Sift the material for lines containing "xlabel", and return them.

Records contained in a dataset:
━━━━━━

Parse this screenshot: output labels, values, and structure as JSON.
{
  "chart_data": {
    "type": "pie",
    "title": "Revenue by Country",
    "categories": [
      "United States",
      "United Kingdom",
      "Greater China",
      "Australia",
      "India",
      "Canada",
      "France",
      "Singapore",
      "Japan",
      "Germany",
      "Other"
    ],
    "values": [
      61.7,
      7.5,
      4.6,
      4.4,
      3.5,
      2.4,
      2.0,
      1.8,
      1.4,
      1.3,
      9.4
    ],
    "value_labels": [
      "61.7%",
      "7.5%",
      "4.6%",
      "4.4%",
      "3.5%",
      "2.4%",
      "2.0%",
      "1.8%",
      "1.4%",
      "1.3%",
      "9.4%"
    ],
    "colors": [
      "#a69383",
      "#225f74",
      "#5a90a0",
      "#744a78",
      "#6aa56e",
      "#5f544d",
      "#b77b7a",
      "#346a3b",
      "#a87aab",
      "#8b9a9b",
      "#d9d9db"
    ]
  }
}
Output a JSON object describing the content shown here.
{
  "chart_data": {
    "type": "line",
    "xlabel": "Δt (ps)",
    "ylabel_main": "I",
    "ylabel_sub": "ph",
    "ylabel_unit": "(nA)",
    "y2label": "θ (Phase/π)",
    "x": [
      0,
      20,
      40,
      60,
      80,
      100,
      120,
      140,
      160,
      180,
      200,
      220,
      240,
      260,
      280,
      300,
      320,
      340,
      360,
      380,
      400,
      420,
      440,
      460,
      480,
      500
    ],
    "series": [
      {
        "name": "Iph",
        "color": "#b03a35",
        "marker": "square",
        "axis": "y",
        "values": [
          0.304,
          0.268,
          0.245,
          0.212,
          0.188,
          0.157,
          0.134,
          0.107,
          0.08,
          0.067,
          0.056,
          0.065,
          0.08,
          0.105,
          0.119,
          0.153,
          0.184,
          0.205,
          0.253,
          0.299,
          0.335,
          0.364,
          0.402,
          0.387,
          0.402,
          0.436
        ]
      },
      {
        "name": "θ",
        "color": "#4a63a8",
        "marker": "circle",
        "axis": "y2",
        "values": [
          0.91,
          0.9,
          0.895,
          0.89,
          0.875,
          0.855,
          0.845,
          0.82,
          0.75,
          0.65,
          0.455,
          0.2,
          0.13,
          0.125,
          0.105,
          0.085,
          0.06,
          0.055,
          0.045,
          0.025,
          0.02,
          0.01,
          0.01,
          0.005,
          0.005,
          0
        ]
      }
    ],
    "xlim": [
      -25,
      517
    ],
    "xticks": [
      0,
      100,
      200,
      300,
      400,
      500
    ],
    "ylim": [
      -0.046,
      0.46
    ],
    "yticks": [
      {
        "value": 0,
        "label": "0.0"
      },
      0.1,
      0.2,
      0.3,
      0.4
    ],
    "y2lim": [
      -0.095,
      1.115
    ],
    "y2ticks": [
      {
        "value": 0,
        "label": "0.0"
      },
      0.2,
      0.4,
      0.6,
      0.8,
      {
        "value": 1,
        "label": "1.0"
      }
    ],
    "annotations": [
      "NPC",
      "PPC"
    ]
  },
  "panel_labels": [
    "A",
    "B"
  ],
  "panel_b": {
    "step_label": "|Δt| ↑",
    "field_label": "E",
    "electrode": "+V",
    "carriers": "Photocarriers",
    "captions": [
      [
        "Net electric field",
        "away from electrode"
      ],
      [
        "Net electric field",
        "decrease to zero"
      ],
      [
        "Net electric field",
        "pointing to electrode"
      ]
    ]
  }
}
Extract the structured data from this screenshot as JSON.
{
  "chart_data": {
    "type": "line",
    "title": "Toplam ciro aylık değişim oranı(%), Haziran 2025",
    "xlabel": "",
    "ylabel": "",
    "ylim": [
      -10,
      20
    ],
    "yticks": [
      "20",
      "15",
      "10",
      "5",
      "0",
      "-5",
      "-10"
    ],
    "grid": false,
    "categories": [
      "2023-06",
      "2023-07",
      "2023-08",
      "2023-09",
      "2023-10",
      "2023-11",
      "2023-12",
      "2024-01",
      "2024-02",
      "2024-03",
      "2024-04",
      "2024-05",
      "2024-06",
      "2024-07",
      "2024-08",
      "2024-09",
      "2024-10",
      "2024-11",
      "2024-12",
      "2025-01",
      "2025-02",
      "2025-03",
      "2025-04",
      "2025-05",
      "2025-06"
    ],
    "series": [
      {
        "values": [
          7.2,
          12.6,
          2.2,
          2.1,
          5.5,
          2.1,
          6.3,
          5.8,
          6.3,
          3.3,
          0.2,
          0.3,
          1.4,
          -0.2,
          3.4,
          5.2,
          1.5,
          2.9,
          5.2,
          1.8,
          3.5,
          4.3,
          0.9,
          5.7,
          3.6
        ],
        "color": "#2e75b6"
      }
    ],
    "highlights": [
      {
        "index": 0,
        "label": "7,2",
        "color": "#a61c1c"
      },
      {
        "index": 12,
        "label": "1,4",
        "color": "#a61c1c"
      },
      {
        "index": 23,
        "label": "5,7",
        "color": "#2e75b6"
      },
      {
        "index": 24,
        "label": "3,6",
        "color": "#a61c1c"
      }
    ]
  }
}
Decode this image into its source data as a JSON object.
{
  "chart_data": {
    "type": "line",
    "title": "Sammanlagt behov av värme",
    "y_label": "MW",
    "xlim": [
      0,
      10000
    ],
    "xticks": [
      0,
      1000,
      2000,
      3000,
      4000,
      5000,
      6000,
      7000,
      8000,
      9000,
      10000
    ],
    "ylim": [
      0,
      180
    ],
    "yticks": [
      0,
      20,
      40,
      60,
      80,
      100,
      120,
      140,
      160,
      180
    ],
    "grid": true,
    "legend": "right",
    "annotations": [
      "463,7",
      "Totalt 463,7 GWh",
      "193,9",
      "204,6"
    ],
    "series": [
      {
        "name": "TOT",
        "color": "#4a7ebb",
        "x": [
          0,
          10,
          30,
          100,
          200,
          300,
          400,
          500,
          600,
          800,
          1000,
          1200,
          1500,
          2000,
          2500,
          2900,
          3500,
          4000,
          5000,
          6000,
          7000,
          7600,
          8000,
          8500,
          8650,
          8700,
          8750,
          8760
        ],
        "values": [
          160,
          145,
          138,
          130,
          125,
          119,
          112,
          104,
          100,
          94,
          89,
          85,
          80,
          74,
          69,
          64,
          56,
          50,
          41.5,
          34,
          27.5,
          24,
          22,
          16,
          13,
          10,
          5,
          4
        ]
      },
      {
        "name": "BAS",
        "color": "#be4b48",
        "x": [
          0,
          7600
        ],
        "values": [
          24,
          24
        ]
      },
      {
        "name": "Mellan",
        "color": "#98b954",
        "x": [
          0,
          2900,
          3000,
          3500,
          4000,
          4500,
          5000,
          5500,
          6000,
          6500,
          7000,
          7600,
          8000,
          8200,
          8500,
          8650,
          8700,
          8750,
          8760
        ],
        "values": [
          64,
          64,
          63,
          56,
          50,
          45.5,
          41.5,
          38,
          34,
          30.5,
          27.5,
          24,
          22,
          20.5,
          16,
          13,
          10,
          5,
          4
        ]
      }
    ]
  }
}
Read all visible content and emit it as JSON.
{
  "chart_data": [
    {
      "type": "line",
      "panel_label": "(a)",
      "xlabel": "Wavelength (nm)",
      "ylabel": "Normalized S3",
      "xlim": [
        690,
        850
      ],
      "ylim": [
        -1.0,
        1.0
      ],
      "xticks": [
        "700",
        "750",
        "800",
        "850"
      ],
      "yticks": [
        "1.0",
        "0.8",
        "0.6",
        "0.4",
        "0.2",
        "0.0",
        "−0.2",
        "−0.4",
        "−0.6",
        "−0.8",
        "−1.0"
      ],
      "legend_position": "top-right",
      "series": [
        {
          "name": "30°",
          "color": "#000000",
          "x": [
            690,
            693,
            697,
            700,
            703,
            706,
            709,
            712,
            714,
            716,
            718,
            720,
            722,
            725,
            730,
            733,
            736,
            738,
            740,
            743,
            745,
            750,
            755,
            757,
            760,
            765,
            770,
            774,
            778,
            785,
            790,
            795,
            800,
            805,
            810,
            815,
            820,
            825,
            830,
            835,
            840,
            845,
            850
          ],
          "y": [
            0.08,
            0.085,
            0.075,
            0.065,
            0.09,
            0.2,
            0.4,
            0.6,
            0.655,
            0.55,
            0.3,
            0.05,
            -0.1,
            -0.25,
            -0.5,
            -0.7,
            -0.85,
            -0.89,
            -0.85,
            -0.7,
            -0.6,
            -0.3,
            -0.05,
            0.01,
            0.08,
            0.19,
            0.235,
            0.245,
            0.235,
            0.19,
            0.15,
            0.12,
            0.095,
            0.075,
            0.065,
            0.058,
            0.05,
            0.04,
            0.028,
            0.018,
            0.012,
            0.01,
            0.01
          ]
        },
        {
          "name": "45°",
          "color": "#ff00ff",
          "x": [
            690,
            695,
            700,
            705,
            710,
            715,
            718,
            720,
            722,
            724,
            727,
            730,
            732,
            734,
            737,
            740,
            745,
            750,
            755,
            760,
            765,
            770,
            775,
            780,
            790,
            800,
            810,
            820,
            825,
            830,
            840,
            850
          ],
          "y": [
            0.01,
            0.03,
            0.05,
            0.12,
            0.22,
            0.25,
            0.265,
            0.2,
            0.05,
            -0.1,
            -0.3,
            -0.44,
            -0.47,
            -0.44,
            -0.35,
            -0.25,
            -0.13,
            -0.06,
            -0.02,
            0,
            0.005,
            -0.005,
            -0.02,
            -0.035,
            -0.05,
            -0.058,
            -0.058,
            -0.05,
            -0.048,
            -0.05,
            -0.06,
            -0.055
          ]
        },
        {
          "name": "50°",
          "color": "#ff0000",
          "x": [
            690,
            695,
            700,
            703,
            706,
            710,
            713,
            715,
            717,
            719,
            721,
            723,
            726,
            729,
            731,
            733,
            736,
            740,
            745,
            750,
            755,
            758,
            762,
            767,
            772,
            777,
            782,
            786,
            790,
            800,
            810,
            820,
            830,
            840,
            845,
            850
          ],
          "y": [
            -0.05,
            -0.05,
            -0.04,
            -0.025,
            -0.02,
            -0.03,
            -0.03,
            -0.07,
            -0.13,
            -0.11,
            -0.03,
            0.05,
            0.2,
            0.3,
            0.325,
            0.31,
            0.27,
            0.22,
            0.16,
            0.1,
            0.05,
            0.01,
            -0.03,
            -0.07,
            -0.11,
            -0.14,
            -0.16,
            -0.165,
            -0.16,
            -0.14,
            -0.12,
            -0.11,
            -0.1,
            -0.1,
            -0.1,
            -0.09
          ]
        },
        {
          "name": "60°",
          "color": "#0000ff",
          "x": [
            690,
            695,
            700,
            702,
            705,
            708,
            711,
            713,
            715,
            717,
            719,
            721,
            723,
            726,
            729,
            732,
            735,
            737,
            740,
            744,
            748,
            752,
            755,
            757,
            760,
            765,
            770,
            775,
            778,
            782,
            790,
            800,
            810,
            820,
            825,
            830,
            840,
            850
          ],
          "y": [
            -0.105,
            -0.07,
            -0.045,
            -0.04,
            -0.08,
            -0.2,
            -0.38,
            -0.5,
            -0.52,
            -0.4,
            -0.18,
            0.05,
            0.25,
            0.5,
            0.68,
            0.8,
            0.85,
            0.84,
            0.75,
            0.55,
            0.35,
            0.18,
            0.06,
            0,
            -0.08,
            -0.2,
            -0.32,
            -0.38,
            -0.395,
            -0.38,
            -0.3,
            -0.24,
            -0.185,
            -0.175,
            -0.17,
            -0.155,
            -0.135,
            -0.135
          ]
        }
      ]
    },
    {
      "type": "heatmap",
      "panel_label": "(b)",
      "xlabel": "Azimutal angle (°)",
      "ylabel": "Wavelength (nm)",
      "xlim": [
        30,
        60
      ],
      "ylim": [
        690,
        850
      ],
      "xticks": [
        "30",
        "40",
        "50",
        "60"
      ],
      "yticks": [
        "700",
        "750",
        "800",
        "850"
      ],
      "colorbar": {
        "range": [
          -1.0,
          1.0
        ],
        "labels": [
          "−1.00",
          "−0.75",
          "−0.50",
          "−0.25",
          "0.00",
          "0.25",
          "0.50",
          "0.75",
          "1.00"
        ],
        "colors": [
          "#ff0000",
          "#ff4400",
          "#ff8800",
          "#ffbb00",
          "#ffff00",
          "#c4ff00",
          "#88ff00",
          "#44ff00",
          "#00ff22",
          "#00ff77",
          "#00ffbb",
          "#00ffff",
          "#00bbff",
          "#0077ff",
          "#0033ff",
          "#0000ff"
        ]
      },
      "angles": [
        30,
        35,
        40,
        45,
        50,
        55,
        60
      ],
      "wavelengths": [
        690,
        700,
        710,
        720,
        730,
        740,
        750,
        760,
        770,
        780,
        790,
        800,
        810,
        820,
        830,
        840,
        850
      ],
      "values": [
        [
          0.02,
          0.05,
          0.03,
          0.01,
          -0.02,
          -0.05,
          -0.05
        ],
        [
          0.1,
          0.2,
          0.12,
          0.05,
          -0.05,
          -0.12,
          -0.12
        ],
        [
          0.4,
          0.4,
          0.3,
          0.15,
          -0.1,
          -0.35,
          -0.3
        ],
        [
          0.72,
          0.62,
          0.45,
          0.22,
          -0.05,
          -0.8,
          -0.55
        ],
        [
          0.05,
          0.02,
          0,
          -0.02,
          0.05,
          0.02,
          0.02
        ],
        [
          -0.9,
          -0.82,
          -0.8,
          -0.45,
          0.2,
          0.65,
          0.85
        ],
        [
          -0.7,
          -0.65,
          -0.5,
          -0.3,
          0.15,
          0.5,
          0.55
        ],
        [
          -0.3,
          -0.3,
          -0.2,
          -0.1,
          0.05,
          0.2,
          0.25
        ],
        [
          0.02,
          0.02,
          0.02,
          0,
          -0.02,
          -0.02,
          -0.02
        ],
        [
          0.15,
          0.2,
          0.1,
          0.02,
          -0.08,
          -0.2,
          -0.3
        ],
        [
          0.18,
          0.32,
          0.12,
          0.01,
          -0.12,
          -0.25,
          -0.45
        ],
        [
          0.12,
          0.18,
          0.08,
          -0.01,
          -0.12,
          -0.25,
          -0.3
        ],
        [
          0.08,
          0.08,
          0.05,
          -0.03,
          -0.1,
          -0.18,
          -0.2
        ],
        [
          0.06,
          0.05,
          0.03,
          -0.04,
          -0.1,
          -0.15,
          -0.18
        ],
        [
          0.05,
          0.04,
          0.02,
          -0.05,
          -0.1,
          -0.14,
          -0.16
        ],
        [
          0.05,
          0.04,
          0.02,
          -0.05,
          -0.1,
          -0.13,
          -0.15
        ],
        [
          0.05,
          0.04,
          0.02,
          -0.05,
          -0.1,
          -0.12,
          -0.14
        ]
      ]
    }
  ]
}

━━━━━━

EXERCISE OUTPUT:
    "xlabel": "Δt (ps)",
    "xlabel": "",
      "xlabel": "Wavelength (nm)",
      "xlabel": "Azimutal angle (°)",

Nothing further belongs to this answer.